-------- Available records

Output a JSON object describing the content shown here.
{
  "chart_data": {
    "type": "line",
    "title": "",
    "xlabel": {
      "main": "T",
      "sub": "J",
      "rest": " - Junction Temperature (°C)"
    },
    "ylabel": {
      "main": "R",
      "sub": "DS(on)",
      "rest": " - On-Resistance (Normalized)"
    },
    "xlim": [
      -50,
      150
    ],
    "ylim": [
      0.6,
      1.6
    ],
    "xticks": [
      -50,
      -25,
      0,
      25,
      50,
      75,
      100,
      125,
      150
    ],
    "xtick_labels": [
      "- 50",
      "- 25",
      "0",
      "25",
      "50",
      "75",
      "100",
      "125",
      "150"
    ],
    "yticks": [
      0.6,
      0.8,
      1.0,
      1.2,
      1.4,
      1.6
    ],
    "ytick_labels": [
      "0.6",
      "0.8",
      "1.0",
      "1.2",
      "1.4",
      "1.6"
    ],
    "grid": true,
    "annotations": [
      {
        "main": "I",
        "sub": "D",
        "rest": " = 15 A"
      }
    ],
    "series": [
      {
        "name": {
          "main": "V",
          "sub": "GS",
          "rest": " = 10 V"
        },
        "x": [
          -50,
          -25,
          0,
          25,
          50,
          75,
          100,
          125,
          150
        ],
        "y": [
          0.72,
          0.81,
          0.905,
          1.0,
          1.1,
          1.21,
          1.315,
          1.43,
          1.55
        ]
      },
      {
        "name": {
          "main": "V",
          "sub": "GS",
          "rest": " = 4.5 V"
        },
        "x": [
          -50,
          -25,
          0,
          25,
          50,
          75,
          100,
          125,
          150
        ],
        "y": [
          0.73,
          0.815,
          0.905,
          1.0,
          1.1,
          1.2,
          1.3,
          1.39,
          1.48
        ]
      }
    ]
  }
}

----------------

• _Problem statement_
Copy out the data shown above without altering anything.

• _Expected output_
Output a JSON object describing the content shown here.
{
  "chart_data": {
    "type": "line",
    "title": "",
    "xlabel": {
      "main": "T",
      "sub": "J",
      "rest": " - Junction Temperature (°C)"
    },
    "ylabel": {
      "main": "R",
      "sub": "DS(on)",
      "rest": " - On-Resistance (Normalized)"
    },
    "xlim": [
      -50,
      150
    ],
    "ylim": [
      0.6,
      1.6
    ],
    "xticks": [
      -50,
      -25,
      0,
      25,
      50,
      75,
      100,
      125,
      150
    ],
    "xtick_labels": [
      "- 50",
      "- 25",
      "0",
      "25",
      "50",
      "75",
      "100",
      "125",
      "150"
    ],
    "yticks": [
      0.6,
      0.8,
      1.0,
      1.2,
      1.4,
      1.6
    ],
    "ytick_labels": [
      "0.6",
      "0.8",
      "1.0",
      "1.2",
      "1.4",
      "1.6"
    ],
    "grid": true,
    "annotations": [
      {
        "main": "I",
        "sub": "D",
        "rest": " = 15 A"
      }
    ],
    "series": [
      {
        "name": {
          "main": "V",
          "sub": "GS",
          "rest": " = 10 V"
        },
        "x": [
          -50,
          -25,
          0,
          25,
          50,
          75,
          100,
          125,
          150
        ],
        "y": [
          0.72,
          0.81,
          0.905,
          1.0,
          1.1,
          1.21,
          1.315,
          1.43,
          1.55
        ]
      },
      {
        "name": {
          "main": "V",
          "sub": "GS",
          "rest": " = 4.5 V"
        },
        "x": [
          -50,
          -25,
          0,
          25,
          50,
          75,
          100,
          125,
          150
        ],
        "y": [
          0.73,
          0.815,
          0.905,
          1.0,
          1.1,
          1.2,
          1.3,
          1.39,
          1.48
        ]
      }
    ]
  }
}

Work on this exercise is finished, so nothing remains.